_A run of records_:
▶

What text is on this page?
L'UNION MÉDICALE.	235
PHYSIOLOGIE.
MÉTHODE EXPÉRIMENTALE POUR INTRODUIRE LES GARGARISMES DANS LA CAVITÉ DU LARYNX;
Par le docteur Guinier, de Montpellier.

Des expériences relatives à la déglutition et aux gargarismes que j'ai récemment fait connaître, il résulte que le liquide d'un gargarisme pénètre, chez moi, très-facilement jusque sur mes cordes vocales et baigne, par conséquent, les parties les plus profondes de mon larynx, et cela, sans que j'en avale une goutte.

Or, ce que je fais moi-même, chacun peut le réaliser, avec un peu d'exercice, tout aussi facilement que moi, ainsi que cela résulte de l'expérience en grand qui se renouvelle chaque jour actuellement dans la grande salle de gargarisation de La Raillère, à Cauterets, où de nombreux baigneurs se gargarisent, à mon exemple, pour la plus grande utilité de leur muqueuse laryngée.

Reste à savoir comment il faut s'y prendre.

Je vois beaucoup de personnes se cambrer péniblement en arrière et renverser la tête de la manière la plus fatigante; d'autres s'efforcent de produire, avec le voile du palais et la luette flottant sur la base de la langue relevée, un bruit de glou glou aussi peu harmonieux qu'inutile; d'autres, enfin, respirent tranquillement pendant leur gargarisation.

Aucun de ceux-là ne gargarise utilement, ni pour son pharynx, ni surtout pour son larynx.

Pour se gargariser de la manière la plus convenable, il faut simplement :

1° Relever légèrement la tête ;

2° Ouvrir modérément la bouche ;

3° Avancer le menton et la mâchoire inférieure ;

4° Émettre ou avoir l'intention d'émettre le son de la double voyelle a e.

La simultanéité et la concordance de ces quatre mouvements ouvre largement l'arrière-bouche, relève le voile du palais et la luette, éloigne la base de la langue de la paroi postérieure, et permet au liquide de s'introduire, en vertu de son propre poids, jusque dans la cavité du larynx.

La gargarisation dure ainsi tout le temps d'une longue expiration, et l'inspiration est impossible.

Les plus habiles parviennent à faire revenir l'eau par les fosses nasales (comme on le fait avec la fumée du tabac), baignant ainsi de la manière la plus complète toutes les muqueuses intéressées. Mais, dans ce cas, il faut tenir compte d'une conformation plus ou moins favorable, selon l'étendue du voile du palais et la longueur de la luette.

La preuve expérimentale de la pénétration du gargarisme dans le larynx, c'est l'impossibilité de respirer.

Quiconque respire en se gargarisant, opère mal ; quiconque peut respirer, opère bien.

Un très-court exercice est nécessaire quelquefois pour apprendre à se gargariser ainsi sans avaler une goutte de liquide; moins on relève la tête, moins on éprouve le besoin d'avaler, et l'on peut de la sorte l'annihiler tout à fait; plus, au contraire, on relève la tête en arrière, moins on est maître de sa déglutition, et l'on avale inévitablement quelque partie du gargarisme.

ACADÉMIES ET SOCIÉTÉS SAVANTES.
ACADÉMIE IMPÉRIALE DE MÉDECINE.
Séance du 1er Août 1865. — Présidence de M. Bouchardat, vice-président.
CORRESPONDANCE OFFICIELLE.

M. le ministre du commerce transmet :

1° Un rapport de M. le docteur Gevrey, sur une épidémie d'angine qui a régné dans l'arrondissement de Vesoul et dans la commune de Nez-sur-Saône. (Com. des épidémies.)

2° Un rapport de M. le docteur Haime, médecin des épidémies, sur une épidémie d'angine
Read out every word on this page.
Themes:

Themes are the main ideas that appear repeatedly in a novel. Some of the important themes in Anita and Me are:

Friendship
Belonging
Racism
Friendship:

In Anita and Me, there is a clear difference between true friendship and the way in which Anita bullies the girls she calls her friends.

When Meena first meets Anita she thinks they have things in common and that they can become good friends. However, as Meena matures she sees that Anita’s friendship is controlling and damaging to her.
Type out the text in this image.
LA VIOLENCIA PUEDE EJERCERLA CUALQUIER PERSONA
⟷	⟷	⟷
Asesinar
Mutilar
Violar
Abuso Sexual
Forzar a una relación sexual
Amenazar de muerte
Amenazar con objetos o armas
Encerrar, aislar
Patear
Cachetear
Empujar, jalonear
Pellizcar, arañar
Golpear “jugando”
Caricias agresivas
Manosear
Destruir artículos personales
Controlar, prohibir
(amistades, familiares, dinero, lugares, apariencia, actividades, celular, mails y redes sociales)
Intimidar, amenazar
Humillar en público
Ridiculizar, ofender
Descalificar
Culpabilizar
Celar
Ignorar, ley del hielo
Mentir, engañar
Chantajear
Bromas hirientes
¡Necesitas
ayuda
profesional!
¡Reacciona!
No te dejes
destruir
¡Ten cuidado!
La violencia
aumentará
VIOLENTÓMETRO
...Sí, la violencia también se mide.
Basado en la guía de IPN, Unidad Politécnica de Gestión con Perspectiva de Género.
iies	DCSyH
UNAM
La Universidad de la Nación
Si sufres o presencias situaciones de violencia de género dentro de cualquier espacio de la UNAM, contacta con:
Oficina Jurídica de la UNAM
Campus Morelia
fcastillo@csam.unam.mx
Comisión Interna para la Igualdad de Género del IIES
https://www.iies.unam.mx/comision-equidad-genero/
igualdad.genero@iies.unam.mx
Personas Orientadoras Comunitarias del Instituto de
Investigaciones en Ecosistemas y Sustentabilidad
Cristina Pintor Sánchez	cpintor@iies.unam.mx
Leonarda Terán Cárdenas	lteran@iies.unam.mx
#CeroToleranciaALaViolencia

◀

_Task to carry out_: Repeat the lines from the one containing "Read out every word on this page." through the end of the listing, exactly and without any other lines; both ends are included.

_Exercise answer_:
Read out every word on this page.
Themes:

Themes are the main ideas that appear repeatedly in a novel. Some of the important themes in Anita and Me are:

Friendship
Belonging
Racism
Friendship:

In Anita and Me, there is a clear difference between true friendship and the way in which Anita bullies the girls she calls her friends.

When Meena first meets Anita she thinks they have things in common and that they can become good friends. However, as Meena matures she sees that Anita’s friendship is controlling and damaging to her.
Type out the text in this image.
LA VIOLENCIA PUEDE EJERCERLA CUALQUIER PERSONA
⟷	⟷	⟷
Asesinar
Mutilar
Violar
Abuso Sexual
Forzar a una relación sexual
Amenazar de muerte
Amenazar con objetos o armas
Encerrar, aislar
Patear
Cachetear
Empujar, jalonear
Pellizcar, arañar
Golpear “jugando”
Caricias agresivas
Manosear
Destruir artículos personales
Controlar, prohibir
(amistades, familiares, dinero, lugares, apariencia, actividades, celular, mails y redes sociales)
Intimidar, amenazar
Humillar en público
Ridiculizar, ofender
Descalificar
Culpabilizar
Celar
Ignorar, ley del hielo
Mentir, engañar
Chantajear
Bromas hirientes
¡Necesitas
ayuda
profesional!
¡Reacciona!
No te dejes
destruir
¡Ten cuidado!
La violencia
aumentará
VIOLENTÓMETRO
...Sí, la violencia también se mide.
Basado en la guía de IPN, Unidad Politécnica de Gestión con Perspectiva de Género.
iies	DCSyH
UNAM
La Universidad de la Nación
Si sufres o presencias situaciones de violencia de género dentro de cualquier espacio de la UNAM, contacta con:
Oficina Jurídica de la UNAM
Campus Morelia
fcastillo@csam.unam.mx
Comisión Interna para la Igualdad de Género del IIES
https://www.iies.unam.mx/comision-equidad-genero/
igualdad.genero@iies.unam.mx
Personas Orientadoras Comunitarias del Instituto de
Investigaciones en Ecosistemas y Sustentabilidad
Cristina Pintor Sánchez	cpintor@iies.unam.mx
Leonarda Terán Cárdenas	lteran@iies.unam.mx
#CeroToleranciaALaViolencia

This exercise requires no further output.